» Given request
The records below are made of lines; count those holding the word "CenturyOhashi" and give the number only.

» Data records

↓

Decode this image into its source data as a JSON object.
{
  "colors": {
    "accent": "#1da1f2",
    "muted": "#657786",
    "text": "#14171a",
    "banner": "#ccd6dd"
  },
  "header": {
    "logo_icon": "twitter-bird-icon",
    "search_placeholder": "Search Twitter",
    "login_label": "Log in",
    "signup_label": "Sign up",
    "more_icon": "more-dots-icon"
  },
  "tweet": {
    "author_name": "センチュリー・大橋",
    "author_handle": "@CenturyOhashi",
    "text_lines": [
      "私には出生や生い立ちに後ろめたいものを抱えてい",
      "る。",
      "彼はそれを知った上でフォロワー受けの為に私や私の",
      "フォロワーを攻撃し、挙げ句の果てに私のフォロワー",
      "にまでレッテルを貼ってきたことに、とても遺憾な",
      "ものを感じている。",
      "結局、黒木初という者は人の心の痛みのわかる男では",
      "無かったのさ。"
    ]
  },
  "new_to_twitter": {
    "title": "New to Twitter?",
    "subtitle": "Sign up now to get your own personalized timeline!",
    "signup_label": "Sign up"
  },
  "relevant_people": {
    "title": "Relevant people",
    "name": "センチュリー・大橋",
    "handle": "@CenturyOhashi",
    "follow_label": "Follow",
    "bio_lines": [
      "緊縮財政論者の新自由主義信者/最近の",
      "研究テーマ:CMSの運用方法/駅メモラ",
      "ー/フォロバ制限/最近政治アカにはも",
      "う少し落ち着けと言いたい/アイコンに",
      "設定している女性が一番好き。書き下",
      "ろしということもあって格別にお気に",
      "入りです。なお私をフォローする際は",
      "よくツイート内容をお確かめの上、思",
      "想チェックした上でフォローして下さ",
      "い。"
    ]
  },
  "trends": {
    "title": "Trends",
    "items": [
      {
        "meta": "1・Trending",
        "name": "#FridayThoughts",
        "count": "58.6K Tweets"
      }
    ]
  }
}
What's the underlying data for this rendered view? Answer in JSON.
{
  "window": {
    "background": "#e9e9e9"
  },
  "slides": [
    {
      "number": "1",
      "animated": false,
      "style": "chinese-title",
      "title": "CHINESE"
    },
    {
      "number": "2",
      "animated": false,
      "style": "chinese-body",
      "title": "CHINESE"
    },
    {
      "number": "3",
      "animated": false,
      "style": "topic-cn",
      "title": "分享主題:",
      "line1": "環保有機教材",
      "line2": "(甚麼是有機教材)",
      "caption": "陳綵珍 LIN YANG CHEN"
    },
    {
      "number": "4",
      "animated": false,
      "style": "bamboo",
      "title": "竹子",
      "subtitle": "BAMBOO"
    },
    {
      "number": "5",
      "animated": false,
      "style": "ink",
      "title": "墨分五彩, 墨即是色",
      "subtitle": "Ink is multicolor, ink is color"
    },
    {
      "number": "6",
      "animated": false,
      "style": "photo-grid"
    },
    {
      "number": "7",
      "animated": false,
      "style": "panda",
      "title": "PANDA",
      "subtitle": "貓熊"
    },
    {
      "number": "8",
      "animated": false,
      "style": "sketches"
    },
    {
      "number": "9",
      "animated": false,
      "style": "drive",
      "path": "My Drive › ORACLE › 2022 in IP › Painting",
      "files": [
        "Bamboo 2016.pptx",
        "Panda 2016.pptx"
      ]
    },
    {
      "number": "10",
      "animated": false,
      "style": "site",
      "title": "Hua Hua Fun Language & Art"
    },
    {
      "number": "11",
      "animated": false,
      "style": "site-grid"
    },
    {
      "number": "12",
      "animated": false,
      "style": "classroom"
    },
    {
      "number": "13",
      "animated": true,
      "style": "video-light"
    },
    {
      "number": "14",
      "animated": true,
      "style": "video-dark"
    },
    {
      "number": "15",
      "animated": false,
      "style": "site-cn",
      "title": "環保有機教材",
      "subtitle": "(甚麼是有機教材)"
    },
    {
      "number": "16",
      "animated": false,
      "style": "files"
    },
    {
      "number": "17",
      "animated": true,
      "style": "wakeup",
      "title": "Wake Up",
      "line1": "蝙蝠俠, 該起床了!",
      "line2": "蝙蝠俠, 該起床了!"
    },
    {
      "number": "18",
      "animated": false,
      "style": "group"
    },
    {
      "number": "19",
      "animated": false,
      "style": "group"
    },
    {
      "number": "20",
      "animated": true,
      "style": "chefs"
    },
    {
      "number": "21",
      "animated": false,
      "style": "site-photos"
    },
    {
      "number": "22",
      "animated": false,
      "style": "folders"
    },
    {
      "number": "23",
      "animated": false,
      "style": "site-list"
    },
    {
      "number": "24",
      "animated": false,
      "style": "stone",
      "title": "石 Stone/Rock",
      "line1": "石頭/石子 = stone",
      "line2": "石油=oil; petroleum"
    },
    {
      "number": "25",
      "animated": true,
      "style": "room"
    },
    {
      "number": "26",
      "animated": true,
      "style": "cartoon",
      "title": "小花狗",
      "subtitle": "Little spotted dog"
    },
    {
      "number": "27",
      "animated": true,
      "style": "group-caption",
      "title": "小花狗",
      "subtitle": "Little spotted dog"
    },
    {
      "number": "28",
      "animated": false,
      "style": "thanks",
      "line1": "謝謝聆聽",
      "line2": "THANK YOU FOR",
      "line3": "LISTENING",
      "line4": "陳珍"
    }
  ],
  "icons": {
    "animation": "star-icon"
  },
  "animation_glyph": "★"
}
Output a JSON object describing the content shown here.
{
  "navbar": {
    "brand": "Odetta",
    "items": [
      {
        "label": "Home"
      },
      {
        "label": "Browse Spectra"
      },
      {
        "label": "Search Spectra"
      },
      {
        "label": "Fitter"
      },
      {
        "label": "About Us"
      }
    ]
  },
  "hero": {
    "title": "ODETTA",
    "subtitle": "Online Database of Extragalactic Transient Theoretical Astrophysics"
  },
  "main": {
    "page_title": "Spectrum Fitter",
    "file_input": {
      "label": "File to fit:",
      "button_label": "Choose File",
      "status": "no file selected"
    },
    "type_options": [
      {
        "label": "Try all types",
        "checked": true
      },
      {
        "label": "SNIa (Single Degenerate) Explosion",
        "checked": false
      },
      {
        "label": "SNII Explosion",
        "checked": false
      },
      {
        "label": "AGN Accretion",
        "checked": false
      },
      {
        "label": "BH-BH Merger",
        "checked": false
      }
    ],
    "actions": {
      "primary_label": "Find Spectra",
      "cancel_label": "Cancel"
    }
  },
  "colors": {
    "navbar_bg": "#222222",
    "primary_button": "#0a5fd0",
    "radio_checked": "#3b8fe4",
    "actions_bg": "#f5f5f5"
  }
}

↑

» Exercise result
2